RECORD SET:
========================
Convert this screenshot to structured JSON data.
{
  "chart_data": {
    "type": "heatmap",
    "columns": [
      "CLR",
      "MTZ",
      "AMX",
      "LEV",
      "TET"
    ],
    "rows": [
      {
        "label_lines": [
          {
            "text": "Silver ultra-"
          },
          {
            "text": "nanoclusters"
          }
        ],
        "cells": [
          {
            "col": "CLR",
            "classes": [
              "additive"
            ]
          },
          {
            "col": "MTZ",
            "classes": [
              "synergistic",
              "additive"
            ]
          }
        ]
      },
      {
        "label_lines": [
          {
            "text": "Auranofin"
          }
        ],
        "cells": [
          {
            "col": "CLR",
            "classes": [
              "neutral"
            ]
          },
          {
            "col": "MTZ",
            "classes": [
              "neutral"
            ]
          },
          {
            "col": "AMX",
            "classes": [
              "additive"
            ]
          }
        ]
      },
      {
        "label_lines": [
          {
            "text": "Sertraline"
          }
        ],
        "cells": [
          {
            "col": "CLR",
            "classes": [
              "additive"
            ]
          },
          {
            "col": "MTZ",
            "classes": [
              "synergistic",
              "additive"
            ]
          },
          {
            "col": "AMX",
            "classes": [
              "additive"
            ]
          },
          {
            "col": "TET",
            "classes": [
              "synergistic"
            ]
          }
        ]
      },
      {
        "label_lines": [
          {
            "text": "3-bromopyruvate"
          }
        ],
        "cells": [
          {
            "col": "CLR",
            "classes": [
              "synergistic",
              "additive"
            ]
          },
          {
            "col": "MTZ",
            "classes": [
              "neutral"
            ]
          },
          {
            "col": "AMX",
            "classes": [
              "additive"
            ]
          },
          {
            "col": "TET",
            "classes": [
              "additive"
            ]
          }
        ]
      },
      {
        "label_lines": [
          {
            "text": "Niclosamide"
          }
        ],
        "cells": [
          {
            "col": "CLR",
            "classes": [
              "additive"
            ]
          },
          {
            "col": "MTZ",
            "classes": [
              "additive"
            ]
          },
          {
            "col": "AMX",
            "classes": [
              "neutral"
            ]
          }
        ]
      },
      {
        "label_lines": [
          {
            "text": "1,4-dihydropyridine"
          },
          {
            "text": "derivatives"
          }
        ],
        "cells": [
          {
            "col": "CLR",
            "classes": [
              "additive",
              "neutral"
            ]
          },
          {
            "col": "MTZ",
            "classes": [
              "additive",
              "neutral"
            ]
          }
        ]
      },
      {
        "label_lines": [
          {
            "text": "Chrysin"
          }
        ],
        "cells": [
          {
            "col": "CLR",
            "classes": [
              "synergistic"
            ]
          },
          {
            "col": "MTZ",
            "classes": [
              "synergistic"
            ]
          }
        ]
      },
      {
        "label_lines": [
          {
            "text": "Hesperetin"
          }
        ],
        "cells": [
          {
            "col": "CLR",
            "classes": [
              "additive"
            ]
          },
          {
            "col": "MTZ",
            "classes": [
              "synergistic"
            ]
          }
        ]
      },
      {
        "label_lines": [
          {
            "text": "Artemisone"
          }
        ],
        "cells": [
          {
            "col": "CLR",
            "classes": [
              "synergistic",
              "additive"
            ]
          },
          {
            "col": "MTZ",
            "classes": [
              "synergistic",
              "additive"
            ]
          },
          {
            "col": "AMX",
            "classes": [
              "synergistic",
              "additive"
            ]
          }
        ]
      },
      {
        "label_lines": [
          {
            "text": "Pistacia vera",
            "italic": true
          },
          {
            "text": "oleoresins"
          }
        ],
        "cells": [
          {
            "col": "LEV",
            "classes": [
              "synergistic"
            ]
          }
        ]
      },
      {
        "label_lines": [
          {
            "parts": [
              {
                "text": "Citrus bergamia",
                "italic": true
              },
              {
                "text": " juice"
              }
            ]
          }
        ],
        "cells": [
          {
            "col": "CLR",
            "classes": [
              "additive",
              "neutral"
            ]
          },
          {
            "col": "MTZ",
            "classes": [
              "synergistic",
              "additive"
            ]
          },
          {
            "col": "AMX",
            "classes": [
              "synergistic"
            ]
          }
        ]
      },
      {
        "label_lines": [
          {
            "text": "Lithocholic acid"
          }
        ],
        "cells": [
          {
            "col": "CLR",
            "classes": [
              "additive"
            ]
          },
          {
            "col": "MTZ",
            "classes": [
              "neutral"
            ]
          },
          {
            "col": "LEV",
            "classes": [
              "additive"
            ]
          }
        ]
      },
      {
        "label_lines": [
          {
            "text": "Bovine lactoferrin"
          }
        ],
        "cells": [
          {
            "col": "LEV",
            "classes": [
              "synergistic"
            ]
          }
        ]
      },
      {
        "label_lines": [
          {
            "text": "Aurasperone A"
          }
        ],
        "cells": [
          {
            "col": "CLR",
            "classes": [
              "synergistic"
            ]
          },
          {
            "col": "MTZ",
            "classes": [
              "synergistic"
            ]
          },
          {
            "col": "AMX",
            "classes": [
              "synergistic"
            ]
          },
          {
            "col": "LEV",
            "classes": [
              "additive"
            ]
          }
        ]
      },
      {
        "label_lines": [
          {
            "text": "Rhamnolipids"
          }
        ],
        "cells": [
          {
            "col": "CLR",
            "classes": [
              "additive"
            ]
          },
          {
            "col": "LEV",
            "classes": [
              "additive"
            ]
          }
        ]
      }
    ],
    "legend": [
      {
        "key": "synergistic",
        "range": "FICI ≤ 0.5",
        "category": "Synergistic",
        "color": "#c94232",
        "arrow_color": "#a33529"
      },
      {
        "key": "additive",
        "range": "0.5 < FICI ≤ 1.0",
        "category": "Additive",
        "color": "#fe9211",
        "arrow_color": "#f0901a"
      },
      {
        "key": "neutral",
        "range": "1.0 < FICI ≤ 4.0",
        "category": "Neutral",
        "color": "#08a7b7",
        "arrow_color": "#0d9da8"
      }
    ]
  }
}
========================
EXERCISE DESCRIPTION:
Copy the records above exactly.

WORKED SOLUTION:
Convert this screenshot to structured JSON data.
{
  "chart_data": {
    "type": "heatmap",
    "columns": [
      "CLR",
      "MTZ",
      "AMX",
      "LEV",
      "TET"
    ],
    "rows": [
      {
        "label_lines": [
          {
            "text": "Silver ultra-"
          },
          {
            "text": "nanoclusters"
          }
        ],
        "cells": [
          {
            "col": "CLR",
            "classes": [
              "additive"
            ]
          },
          {
            "col": "MTZ",
            "classes": [
              "synergistic",
              "additive"
            ]
          }
        ]
      },
      {
        "label_lines": [
          {
            "text": "Auranofin"
          }
        ],
        "cells": [
          {
            "col": "CLR",
            "classes": [
              "neutral"
            ]
          },
          {
            "col": "MTZ",
            "classes": [
              "neutral"
            ]
          },
          {
            "col": "AMX",
            "classes": [
              "additive"
            ]
          }
        ]
      },
      {
        "label_lines": [
          {
            "text": "Sertraline"
          }
        ],
        "cells": [
          {
            "col": "CLR",
            "classes": [
              "additive"
            ]
          },
          {
            "col": "MTZ",
            "classes": [
              "synergistic",
              "additive"
            ]
          },
          {
            "col": "AMX",
            "classes": [
              "additive"
            ]
          },
          {
            "col": "TET",
            "classes": [
              "synergistic"
            ]
          }
        ]
      },
      {
        "label_lines": [
          {
            "text": "3-bromopyruvate"
          }
        ],
        "cells": [
          {
            "col": "CLR",
            "classes": [
              "synergistic",
              "additive"
            ]
          },
          {
            "col": "MTZ",
            "classes": [
              "neutral"
            ]
          },
          {
            "col": "AMX",
            "classes": [
              "additive"
            ]
          },
          {
            "col": "TET",
            "classes": [
              "additive"
            ]
          }
        ]
      },
      {
        "label_lines": [
          {
            "text": "Niclosamide"
          }
        ],
        "cells": [
          {
            "col": "CLR",
            "classes": [
              "additive"
            ]
          },
          {
            "col": "MTZ",
            "classes": [
              "additive"
            ]
          },
          {
            "col": "AMX",
            "classes": [
              "neutral"
            ]
          }
        ]
      },
      {
        "label_lines": [
          {
            "text": "1,4-dihydropyridine"
          },
          {
            "text": "derivatives"
          }
        ],
        "cells": [
          {
            "col": "CLR",
            "classes": [
              "additive",
              "neutral"
            ]
          },
          {
            "col": "MTZ",
            "classes": [
              "additive",
              "neutral"
            ]
          }
        ]
      },
      {
        "label_lines": [
          {
            "text": "Chrysin"
          }
        ],
        "cells": [
          {
            "col": "CLR",
            "classes": [
              "synergistic"
            ]
          },
          {
            "col": "MTZ",
            "classes": [
              "synergistic"
            ]
          }
        ]
      },
      {
        "label_lines": [
          {
            "text": "Hesperetin"
          }
        ],
        "cells": [
          {
            "col": "CLR",
            "classes": [
              "additive"
            ]
          },
          {
            "col": "MTZ",
            "classes": [
              "synergistic"
            ]
          }
        ]
      },
      {
        "label_lines": [
          {
            "text": "Artemisone"
          }
        ],
        "cells": [
          {
            "col": "CLR",
            "classes": [
              "synergistic",
              "additive"
            ]
          },
          {
            "col": "MTZ",
            "classes": [
              "synergistic",
              "additive"
            ]
          },
          {
            "col": "AMX",
            "classes": [
              "synergistic",
              "additive"
            ]
          }
        ]
      },
      {
        "label_lines": [
          {
            "text": "Pistacia vera",
            "italic": true
          },
          {
            "text": "oleoresins"
          }
        ],
        "cells": [
          {
            "col": "LEV",
            "classes": [
              "synergistic"
            ]
          }
        ]
      },
      {
        "label_lines": [
          {
            "parts": [
              {
                "text": "Citrus bergamia",
                "italic": true
              },
              {
                "text": " juice"
              }
            ]
          }
        ],
        "cells": [
          {
            "col": "CLR",
            "classes": [
              "additive",
              "neutral"
            ]
          },
          {
            "col": "MTZ",
            "classes": [
              "synergistic",
              "additive"
            ]
          },
          {
            "col": "AMX",
            "classes": [
              "synergistic"
            ]
          }
        ]
      },
      {
        "label_lines": [
          {
            "text": "Lithocholic acid"
          }
        ],
        "cells": [
          {
            "col": "CLR",
            "classes": [
              "additive"
            ]
          },
          {
            "col": "MTZ",
            "classes": [
              "neutral"
            ]
          },
          {
            "col": "LEV",
            "classes": [
              "additive"
            ]
          }
        ]
      },
      {
        "label_lines": [
          {
            "text": "Bovine lactoferrin"
          }
        ],
        "cells": [
          {
            "col": "LEV",
            "classes": [
              "synergistic"
            ]
          }
        ]
      },
      {
        "label_lines": [
          {
            "text": "Aurasperone A"
          }
        ],
        "cells": [
          {
            "col": "CLR",
            "classes": [
              "synergistic"
            ]
          },
          {
            "col": "MTZ",
            "classes": [
              "synergistic"
            ]
          },
          {
            "col": "AMX",
            "classes": [
              "synergistic"
            ]
          },
          {
            "col": "LEV",
            "classes": [
              "additive"
            ]
          }
        ]
      },
      {
        "label_lines": [
          {
            "text": "Rhamnolipids"
          }
        ],
        "cells": [
          {
            "col": "CLR",
            "classes": [
              "additive"
            ]
          },
          {
            "col": "LEV",
            "classes": [
              "additive"
            ]
          }
        ]
      }
    ],
    "legend": [
      {
        "key": "synergistic",
        "range": "FICI ≤ 0.5",
        "category": "Synergistic",
        "color": "#c94232",
        "arrow_color": "#a33529"
      },
      {
        "key": "additive",
        "range": "0.5 < FICI ≤ 1.0",
        "category": "Additive",
        "color": "#fe9211",
        "arrow_color": "#f0901a"
      },
      {
        "key": "neutral",
        "range": "1.0 < FICI ≤ 4.0",
        "category": "Neutral",
        "color": "#08a7b7",
        "arrow_color": "#0d9da8"
      }
    ]
  }
}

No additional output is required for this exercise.